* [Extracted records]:
-- Start --

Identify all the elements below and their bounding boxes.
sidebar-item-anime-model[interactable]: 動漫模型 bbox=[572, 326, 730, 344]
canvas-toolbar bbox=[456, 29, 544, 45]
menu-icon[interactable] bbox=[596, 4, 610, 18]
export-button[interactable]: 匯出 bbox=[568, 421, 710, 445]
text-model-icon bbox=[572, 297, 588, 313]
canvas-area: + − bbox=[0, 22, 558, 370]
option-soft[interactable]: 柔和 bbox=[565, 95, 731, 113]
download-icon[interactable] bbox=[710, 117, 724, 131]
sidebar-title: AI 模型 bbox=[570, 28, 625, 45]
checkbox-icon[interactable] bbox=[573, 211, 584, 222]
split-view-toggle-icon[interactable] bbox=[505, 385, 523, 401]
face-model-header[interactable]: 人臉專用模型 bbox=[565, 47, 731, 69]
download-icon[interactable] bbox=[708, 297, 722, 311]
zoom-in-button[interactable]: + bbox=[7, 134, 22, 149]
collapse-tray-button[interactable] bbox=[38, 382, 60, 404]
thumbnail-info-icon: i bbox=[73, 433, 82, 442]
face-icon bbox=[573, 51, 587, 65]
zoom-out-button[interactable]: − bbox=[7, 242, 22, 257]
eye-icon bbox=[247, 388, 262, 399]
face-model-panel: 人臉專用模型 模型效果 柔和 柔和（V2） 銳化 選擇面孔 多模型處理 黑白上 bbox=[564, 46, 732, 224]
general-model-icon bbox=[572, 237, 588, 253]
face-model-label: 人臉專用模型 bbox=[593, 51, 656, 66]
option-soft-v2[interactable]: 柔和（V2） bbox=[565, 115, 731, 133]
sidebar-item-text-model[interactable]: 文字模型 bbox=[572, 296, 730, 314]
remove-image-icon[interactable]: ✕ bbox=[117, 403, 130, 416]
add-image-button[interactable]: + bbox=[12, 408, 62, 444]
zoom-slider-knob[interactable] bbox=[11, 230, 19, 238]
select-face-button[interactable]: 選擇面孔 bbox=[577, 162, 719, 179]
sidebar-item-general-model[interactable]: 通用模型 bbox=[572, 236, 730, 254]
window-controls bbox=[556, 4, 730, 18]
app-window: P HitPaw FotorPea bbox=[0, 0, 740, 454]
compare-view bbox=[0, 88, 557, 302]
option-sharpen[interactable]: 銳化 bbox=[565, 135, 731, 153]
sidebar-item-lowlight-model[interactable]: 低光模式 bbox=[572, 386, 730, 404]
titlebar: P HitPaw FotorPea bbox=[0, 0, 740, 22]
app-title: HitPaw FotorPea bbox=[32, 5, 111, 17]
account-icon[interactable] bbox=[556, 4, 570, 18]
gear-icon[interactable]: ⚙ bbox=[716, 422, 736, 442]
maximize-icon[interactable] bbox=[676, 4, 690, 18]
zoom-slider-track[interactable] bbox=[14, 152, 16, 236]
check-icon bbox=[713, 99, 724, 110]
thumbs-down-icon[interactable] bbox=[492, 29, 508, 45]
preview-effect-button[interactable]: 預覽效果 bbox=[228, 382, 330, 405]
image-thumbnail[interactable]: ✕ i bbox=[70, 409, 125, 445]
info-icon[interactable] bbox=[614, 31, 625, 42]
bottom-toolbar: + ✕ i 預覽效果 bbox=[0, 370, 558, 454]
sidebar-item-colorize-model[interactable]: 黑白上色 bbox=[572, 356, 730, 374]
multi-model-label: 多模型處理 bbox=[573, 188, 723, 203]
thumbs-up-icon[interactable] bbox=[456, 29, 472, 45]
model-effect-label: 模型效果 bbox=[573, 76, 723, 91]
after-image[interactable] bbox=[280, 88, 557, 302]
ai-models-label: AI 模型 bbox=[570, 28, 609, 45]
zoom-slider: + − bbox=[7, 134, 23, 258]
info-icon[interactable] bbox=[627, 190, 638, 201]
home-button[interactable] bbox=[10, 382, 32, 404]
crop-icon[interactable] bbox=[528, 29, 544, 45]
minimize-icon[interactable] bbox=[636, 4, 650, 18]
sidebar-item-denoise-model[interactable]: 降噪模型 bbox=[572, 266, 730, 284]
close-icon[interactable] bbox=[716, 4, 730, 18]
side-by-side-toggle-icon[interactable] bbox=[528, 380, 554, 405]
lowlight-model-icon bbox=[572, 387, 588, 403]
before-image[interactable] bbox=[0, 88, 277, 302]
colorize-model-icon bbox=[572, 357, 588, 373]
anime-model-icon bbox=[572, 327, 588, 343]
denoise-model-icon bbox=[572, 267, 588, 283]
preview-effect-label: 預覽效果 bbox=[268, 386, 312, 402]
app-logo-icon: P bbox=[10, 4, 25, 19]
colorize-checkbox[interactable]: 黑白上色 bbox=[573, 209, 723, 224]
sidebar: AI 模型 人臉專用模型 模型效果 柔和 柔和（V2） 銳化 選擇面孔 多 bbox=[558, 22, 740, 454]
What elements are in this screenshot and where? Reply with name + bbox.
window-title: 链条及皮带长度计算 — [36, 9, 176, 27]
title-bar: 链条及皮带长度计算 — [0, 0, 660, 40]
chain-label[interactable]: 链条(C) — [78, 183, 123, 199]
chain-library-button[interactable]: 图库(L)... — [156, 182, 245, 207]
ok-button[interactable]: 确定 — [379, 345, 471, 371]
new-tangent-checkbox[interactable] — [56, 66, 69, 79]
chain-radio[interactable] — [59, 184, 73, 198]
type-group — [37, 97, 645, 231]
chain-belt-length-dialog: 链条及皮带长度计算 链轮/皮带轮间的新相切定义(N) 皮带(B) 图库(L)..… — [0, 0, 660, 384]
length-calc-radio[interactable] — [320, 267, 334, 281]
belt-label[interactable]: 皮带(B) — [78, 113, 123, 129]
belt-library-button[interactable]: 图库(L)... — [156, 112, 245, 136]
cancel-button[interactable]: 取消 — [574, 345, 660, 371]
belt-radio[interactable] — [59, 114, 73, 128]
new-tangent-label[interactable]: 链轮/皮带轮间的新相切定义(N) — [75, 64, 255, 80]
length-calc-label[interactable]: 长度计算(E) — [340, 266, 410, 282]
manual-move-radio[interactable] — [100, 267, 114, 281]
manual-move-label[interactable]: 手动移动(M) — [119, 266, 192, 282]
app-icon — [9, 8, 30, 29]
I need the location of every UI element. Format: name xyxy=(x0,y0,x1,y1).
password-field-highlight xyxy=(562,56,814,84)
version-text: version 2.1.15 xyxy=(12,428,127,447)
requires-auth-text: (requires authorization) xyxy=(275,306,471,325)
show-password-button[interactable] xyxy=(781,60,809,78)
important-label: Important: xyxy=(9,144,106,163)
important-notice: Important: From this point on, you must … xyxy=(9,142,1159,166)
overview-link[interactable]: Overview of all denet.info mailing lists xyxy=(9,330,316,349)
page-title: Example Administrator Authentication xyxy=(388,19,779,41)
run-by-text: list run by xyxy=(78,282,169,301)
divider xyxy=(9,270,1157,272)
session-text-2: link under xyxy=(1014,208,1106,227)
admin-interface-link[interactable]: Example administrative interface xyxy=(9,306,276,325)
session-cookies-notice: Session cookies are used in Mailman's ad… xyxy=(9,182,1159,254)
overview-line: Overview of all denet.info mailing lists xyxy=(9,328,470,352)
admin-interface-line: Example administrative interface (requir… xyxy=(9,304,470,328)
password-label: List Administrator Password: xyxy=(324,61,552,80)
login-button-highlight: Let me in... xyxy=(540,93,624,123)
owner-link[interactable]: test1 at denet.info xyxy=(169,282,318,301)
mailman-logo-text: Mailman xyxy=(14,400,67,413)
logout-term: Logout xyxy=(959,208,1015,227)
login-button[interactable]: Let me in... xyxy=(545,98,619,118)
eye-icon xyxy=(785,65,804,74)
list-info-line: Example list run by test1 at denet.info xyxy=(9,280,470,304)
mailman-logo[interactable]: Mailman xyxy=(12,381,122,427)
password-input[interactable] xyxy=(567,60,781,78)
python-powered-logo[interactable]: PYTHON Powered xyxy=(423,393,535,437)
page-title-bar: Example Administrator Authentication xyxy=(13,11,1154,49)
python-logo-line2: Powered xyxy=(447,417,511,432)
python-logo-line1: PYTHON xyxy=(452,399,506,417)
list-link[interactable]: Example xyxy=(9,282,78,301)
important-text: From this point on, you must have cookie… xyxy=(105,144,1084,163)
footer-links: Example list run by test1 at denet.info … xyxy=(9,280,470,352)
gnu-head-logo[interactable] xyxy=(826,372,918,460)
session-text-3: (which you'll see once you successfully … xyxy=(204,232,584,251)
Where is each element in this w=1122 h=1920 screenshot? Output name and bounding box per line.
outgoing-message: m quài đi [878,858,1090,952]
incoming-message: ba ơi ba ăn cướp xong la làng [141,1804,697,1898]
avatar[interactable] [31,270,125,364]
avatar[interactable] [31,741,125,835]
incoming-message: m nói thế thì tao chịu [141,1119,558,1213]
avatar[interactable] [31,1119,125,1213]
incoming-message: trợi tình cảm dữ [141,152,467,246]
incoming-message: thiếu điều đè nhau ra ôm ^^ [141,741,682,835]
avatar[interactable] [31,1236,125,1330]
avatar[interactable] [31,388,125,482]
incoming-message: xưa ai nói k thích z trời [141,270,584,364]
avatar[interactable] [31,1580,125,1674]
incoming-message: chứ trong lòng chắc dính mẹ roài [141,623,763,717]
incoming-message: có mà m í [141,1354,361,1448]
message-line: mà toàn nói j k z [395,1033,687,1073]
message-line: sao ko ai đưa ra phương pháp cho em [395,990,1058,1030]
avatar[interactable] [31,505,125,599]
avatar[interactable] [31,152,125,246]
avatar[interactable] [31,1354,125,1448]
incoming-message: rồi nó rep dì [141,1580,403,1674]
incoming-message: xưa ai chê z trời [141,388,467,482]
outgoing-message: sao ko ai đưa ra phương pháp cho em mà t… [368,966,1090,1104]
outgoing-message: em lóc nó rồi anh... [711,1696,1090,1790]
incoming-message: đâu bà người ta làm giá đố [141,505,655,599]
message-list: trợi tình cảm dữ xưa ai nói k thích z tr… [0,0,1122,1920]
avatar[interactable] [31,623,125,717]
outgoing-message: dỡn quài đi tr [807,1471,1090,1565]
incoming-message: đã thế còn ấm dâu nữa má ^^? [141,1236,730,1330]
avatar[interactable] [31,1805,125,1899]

-- End --

* [Work to complete]: Extract the lines of the records above word for word, beginning at the first line and stopping after the line that contains "remove-image-icon[interactable]: ✕ bbox=[117, 403, 130, 416]". Include both of those lines.

* [Output below]:
Identify all the elements below and their bounding boxes.
sidebar-item-anime-model[interactable]: 動漫模型 bbox=[572, 326, 730, 344]
canvas-toolbar bbox=[456, 29, 544, 45]
menu-icon[interactable] bbox=[596, 4, 610, 18]
export-button[interactable]: 匯出 bbox=[568, 421, 710, 445]
text-model-icon bbox=[572, 297, 588, 313]
canvas-area: + − bbox=[0, 22, 558, 370]
option-soft[interactable]: 柔和 bbox=[565, 95, 731, 113]
download-icon[interactable] bbox=[710, 117, 724, 131]
sidebar-title: AI 模型 bbox=[570, 28, 625, 45]
checkbox-icon[interactable] bbox=[573, 211, 584, 222]
split-view-toggle-icon[interactable] bbox=[505, 385, 523, 401]
face-model-header[interactable]: 人臉專用模型 bbox=[565, 47, 731, 69]
download-icon[interactable] bbox=[708, 297, 722, 311]
zoom-in-button[interactable]: + bbox=[7, 134, 22, 149]
collapse-tray-button[interactable] bbox=[38, 382, 60, 404]
thumbnail-info-icon: i bbox=[73, 433, 82, 442]
face-icon bbox=[573, 51, 587, 65]
zoom-out-button[interactable]: − bbox=[7, 242, 22, 257]
eye-icon bbox=[247, 388, 262, 399]
face-model-panel: 人臉專用模型 模型效果 柔和 柔和（V2） 銳化 選擇面孔 多模型處理 黑白上 bbox=[564, 46, 732, 224]
general-model-icon bbox=[572, 237, 588, 253]
face-model-label: 人臉專用模型 bbox=[593, 51, 656, 66]
option-soft-v2[interactable]: 柔和（V2） bbox=[565, 115, 731, 133]
sidebar-item-text-model[interactable]: 文字模型 bbox=[572, 296, 730, 314]
remove-image-icon[interactable]: ✕ bbox=[117, 403, 130, 416]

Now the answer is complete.